++++ INPUT ROWS
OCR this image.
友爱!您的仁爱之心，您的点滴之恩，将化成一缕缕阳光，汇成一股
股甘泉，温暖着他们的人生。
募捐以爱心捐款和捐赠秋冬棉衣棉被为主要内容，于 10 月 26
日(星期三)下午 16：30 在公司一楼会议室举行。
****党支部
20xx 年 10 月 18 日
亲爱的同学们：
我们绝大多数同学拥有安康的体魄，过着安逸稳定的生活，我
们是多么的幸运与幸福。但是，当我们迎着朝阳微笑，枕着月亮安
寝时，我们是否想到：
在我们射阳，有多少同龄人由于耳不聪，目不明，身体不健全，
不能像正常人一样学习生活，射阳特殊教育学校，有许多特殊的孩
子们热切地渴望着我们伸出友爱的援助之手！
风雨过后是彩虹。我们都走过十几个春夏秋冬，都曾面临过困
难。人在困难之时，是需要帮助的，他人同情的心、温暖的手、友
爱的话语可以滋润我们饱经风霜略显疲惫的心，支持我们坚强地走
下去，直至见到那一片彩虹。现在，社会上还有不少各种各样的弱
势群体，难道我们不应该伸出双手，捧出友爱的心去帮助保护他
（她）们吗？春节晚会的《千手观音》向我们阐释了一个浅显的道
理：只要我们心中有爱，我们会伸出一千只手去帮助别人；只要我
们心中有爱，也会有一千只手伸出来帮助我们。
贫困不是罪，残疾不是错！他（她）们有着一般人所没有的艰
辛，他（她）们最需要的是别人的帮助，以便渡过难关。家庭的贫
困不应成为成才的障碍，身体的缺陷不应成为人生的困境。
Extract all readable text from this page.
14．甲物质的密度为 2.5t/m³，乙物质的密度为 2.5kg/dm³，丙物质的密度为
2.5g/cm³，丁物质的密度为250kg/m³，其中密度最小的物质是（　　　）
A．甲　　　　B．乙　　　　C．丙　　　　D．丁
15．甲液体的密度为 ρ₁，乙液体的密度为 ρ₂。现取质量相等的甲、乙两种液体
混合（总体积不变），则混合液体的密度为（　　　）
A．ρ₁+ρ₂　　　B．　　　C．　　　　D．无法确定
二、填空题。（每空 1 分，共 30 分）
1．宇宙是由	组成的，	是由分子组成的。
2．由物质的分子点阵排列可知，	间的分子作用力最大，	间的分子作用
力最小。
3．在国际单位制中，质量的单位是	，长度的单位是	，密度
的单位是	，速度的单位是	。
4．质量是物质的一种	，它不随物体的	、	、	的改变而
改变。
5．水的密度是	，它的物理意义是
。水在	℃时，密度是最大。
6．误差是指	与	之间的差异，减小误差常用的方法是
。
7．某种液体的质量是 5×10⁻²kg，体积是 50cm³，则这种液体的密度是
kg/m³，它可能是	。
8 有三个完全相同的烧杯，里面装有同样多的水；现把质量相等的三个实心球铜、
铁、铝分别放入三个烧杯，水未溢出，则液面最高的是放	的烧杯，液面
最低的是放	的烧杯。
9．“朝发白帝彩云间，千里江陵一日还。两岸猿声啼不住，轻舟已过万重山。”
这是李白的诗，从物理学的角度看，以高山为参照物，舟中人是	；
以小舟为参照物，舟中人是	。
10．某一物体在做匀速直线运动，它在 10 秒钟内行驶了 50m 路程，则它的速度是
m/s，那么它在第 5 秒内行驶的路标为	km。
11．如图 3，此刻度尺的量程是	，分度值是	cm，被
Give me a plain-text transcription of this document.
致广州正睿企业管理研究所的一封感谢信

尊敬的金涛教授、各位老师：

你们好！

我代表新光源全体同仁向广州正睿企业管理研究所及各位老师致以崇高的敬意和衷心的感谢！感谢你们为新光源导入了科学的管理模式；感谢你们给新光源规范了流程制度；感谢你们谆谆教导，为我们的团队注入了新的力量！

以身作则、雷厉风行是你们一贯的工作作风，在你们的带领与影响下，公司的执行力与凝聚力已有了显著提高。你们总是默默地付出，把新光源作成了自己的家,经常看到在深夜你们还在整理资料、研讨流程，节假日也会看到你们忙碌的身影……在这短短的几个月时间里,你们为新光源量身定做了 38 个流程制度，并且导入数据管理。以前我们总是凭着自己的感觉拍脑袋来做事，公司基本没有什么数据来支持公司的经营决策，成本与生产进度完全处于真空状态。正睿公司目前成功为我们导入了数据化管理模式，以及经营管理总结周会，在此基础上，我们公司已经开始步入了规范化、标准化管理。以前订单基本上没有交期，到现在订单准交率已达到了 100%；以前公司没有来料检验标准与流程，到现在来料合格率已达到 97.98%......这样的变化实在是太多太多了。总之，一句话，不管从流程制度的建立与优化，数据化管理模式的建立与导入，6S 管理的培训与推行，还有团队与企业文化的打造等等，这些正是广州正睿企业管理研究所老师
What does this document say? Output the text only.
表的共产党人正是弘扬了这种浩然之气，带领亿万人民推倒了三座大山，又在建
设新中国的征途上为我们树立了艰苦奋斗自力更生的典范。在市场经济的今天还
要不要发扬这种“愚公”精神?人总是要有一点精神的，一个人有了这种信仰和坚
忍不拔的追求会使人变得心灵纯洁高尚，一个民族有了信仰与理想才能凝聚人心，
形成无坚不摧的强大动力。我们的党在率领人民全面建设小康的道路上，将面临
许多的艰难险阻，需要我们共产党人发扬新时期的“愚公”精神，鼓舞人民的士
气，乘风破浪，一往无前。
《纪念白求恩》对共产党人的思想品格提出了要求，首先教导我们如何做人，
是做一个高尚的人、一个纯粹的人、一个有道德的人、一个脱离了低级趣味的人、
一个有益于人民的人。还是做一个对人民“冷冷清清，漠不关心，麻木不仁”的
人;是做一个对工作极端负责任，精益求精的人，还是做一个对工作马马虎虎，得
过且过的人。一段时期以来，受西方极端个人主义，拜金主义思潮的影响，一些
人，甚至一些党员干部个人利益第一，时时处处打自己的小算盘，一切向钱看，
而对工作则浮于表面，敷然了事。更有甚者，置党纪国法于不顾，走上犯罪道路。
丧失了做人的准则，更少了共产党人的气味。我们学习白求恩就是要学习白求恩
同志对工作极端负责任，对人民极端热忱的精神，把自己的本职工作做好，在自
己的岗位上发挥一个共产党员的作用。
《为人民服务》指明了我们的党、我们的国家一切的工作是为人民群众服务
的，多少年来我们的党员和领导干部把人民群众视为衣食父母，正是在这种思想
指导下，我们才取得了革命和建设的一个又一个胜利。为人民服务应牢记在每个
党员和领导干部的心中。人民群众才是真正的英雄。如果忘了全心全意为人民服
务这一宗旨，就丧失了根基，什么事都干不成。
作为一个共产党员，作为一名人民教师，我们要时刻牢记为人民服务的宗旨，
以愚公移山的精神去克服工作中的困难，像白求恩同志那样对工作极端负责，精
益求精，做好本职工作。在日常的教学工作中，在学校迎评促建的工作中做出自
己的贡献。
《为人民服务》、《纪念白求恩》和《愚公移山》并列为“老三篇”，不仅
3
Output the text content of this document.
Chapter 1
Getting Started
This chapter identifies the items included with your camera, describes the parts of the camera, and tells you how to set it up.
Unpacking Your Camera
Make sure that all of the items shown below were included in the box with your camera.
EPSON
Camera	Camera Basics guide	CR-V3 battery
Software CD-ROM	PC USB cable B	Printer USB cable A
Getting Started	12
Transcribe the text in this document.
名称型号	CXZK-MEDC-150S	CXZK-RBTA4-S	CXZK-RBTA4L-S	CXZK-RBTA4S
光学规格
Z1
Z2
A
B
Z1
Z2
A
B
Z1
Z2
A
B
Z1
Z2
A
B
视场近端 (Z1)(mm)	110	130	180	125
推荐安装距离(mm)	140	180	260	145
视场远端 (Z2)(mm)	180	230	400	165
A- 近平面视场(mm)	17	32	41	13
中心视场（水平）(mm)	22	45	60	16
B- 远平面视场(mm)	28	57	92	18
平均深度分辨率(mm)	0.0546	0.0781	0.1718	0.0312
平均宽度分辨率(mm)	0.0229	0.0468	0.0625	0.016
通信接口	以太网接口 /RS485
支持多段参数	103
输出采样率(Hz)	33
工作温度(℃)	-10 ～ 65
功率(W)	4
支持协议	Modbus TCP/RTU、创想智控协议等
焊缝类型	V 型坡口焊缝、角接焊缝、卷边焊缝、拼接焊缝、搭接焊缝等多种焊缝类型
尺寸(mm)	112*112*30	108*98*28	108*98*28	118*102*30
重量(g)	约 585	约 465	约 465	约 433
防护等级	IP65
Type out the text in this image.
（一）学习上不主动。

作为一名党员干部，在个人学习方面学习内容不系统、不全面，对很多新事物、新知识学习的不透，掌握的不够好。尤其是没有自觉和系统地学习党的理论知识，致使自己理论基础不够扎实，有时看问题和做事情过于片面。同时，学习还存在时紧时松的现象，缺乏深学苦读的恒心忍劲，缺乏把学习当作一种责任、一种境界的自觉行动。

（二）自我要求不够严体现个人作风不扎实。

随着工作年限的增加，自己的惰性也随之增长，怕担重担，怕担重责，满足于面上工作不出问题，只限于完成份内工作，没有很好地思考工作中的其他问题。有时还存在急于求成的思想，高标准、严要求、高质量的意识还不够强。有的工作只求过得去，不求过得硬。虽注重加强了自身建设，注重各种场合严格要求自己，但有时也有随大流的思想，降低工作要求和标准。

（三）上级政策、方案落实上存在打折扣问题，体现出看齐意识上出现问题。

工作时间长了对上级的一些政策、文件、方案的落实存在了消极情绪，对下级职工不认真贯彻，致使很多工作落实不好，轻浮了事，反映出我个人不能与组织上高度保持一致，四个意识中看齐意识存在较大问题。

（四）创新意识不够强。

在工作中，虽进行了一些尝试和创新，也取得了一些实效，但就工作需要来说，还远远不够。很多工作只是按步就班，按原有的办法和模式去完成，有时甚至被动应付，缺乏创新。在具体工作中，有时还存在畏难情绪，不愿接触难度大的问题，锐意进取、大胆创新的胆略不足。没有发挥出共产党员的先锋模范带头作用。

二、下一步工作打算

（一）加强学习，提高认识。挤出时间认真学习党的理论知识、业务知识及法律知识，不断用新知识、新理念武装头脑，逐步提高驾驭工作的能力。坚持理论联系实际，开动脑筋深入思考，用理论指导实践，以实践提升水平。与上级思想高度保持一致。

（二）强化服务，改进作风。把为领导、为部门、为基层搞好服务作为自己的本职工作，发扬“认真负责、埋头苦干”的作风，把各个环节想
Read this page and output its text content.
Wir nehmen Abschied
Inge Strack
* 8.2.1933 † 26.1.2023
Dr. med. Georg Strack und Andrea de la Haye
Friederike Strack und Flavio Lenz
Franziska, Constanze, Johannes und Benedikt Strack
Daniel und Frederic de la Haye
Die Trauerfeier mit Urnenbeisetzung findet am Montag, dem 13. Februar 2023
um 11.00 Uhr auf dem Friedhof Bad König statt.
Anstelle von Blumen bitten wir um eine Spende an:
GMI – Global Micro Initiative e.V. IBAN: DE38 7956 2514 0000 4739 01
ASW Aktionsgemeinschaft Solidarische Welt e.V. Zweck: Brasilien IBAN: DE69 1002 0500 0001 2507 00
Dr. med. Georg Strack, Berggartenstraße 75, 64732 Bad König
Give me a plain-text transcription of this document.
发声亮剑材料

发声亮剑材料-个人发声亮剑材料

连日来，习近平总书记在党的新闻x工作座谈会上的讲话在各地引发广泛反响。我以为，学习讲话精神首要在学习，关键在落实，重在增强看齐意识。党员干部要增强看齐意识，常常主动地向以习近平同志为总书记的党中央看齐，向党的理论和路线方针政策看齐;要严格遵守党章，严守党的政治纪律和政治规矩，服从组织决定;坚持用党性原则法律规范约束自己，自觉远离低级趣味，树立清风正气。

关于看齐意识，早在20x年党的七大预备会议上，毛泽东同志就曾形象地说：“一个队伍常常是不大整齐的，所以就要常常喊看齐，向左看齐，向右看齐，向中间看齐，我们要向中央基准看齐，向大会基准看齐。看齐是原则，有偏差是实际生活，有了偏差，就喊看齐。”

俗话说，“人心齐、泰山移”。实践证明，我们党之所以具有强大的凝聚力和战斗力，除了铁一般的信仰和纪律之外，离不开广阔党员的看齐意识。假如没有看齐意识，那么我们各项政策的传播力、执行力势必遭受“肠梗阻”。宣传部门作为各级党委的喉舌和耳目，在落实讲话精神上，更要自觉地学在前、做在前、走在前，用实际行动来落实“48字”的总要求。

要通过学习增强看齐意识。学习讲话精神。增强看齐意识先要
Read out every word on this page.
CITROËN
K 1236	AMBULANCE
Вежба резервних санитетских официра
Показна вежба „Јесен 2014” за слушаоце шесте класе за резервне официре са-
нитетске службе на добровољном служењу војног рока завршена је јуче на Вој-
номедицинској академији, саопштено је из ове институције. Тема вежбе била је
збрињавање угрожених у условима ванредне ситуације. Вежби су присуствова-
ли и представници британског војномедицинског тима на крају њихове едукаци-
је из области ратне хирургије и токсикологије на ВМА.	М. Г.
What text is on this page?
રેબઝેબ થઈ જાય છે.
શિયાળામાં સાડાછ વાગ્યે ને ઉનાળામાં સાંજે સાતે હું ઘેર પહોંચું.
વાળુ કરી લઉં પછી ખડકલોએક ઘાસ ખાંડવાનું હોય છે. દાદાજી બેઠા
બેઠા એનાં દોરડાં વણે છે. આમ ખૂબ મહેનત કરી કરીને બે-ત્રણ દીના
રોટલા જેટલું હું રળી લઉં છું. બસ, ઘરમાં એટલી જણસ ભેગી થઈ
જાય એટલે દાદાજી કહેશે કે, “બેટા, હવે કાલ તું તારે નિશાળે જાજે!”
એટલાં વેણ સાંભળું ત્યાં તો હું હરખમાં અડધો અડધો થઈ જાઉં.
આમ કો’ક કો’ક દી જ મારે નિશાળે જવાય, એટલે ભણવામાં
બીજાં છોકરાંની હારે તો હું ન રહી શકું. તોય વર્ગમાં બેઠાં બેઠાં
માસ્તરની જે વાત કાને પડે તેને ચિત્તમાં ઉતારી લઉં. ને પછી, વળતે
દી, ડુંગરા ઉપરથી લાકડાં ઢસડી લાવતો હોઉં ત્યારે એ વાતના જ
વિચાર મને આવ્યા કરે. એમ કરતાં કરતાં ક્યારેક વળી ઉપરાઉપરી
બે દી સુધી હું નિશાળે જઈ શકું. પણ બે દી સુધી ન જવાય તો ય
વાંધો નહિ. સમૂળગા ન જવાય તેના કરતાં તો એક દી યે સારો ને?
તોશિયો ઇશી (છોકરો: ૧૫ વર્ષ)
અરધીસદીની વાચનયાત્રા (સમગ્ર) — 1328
++++++++
Only lines with the word "Started" are wanted, so copy each one from the records.

Getting Started
Getting Started	12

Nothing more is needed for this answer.